Required action:
Please repeat exactly the lines from the one containing "Identify all the" through the last line of the records, both included, and nothing else, leaving out any pictures.

(Stored items from a collection)
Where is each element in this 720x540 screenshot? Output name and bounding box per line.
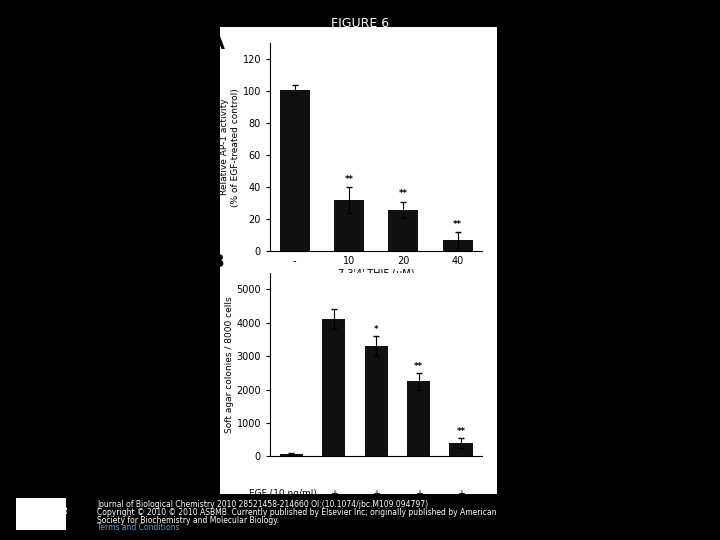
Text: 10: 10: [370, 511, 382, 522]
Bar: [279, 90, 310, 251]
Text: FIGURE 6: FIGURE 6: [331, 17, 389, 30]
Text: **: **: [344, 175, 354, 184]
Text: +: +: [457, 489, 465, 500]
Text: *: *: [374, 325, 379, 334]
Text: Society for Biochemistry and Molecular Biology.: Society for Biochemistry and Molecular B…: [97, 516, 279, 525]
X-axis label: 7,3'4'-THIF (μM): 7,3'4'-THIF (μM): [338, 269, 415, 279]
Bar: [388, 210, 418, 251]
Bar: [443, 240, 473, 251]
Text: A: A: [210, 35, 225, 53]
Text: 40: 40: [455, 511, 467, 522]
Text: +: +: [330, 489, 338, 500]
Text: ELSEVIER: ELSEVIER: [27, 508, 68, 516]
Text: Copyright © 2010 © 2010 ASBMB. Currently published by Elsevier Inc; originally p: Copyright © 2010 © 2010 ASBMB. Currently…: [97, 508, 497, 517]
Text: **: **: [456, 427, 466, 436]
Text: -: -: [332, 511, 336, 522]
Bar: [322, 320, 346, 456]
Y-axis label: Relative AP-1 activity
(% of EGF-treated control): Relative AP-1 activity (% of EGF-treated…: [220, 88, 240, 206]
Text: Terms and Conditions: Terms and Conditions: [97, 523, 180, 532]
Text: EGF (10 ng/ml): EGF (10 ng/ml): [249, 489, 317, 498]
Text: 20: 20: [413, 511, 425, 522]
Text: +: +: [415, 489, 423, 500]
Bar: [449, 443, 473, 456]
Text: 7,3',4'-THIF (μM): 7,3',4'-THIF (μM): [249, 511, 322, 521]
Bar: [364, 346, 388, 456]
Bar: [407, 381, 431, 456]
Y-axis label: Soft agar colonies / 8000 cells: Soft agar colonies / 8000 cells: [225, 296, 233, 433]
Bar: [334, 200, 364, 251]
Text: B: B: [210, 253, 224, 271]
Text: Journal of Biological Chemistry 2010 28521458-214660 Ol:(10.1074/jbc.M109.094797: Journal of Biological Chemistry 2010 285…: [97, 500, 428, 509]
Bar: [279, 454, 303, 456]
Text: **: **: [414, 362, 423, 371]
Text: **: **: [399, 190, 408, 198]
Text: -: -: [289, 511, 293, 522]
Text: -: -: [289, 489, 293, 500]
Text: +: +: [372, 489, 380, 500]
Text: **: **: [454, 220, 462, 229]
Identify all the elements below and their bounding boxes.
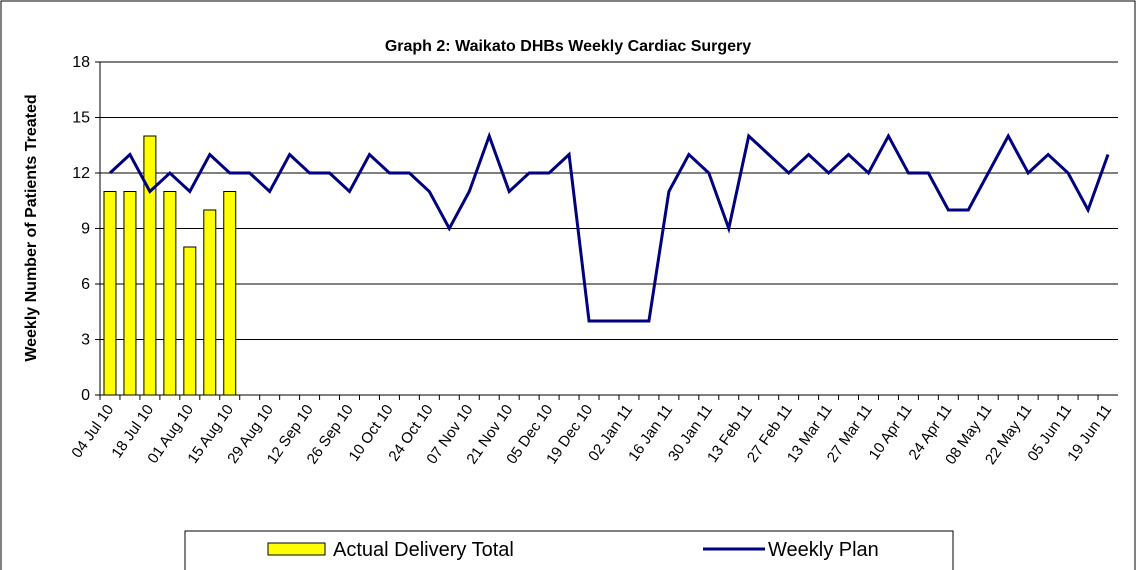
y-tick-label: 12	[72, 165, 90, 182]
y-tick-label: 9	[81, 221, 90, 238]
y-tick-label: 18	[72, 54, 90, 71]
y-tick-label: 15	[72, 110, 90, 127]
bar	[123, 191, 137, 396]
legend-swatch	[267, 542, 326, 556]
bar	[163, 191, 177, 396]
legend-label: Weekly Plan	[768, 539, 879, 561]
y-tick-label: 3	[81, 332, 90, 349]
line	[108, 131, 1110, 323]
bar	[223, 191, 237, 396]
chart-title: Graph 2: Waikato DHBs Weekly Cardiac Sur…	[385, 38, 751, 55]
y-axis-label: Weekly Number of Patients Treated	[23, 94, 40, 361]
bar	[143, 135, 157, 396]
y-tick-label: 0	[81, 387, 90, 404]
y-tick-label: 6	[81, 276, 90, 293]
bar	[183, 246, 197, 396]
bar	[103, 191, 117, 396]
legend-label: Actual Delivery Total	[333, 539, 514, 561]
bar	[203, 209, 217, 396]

Expected answer:
Identify all the elements below and their bounding boxes.
y-tick-label: 12	[72, 165, 90, 182]
y-tick-label: 9	[81, 221, 90, 238]
y-tick-label: 18	[72, 54, 90, 71]
y-tick-label: 15	[72, 110, 90, 127]
bar	[123, 191, 137, 396]
legend-swatch	[267, 542, 326, 556]
bar	[163, 191, 177, 396]
legend-label: Weekly Plan	[768, 539, 879, 561]
y-tick-label: 3	[81, 332, 90, 349]
line	[108, 131, 1110, 323]
bar	[223, 191, 237, 396]
chart-title: Graph 2: Waikato DHBs Weekly Cardiac Sur…	[385, 38, 751, 55]
y-axis-label: Weekly Number of Patients Treated	[23, 94, 40, 361]
bar	[143, 135, 157, 396]
y-tick-label: 0	[81, 387, 90, 404]
y-tick-label: 6	[81, 276, 90, 293]
bar	[183, 246, 197, 396]
bar	[103, 191, 117, 396]
legend-label: Actual Delivery Total	[333, 539, 514, 561]
bar	[203, 209, 217, 396]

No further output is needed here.